start INPUT MATERIAL
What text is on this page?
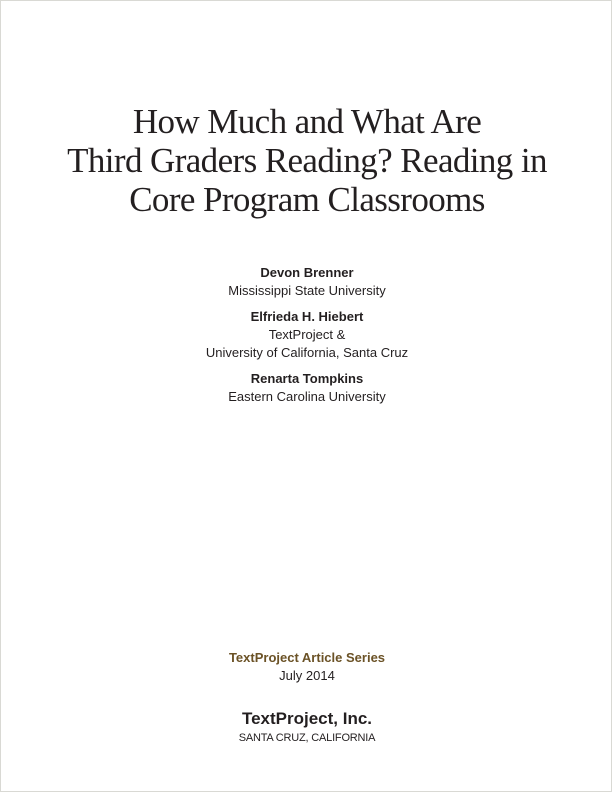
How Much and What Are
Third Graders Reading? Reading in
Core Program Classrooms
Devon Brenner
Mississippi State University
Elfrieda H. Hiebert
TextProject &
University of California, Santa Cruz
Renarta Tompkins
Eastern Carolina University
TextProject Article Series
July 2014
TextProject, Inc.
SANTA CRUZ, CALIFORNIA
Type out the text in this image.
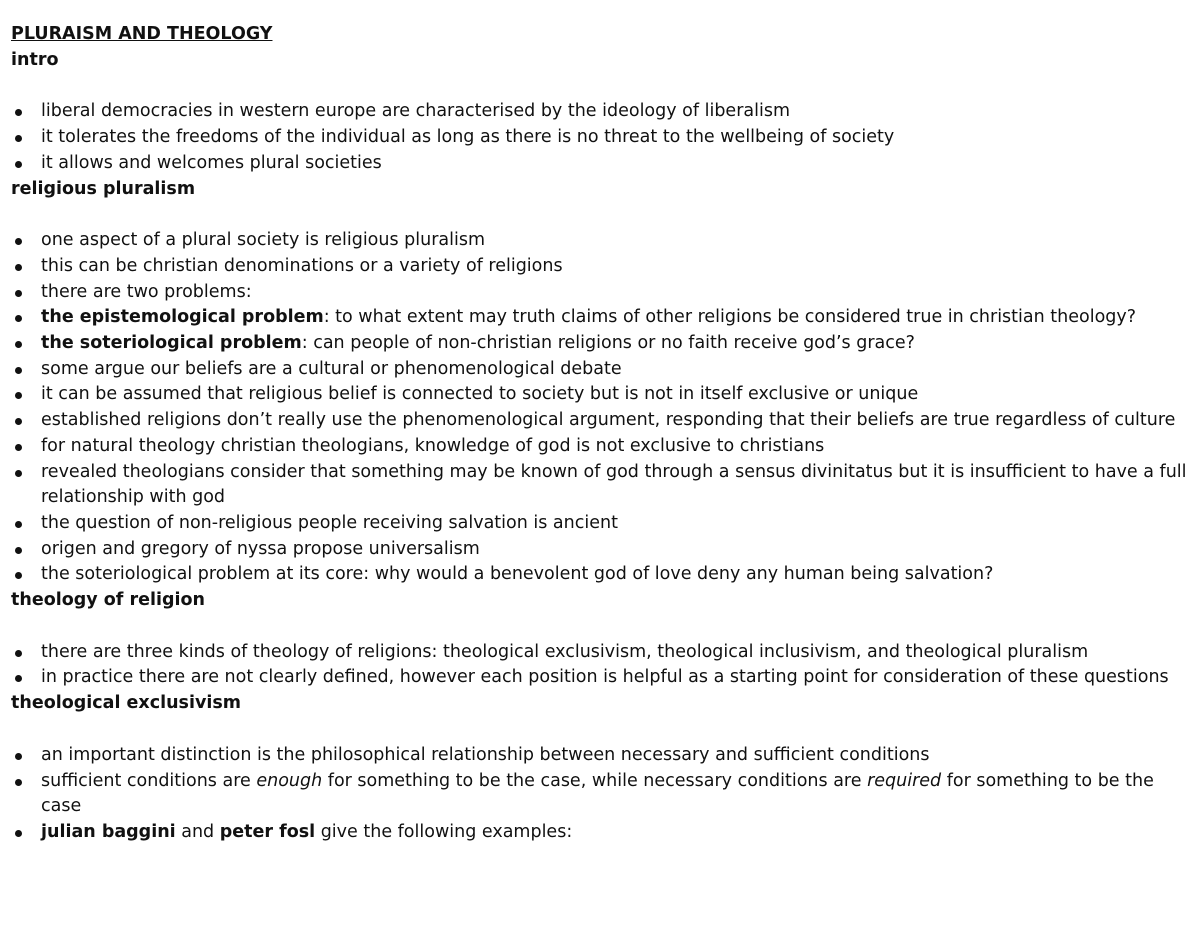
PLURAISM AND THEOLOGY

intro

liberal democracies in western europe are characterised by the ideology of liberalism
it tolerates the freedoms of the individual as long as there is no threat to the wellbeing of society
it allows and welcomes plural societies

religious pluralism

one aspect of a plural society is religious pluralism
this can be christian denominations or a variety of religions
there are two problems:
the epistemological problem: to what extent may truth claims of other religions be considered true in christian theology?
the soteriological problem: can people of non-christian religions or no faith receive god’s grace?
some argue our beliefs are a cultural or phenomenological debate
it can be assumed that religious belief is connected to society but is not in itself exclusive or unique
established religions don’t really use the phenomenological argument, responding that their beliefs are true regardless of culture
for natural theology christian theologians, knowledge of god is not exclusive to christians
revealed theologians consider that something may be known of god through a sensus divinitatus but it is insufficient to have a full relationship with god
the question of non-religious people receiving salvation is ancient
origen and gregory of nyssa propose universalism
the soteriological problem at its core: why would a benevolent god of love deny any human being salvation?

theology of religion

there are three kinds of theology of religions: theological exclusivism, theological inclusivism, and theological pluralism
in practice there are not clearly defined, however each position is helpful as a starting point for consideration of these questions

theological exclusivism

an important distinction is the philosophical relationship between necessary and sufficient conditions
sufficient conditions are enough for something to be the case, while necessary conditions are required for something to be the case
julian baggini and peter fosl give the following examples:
end INPUT MATERIAL
Give the number of lines in the entries above that include the string "conditions". No other output is expected.

RESULT: 2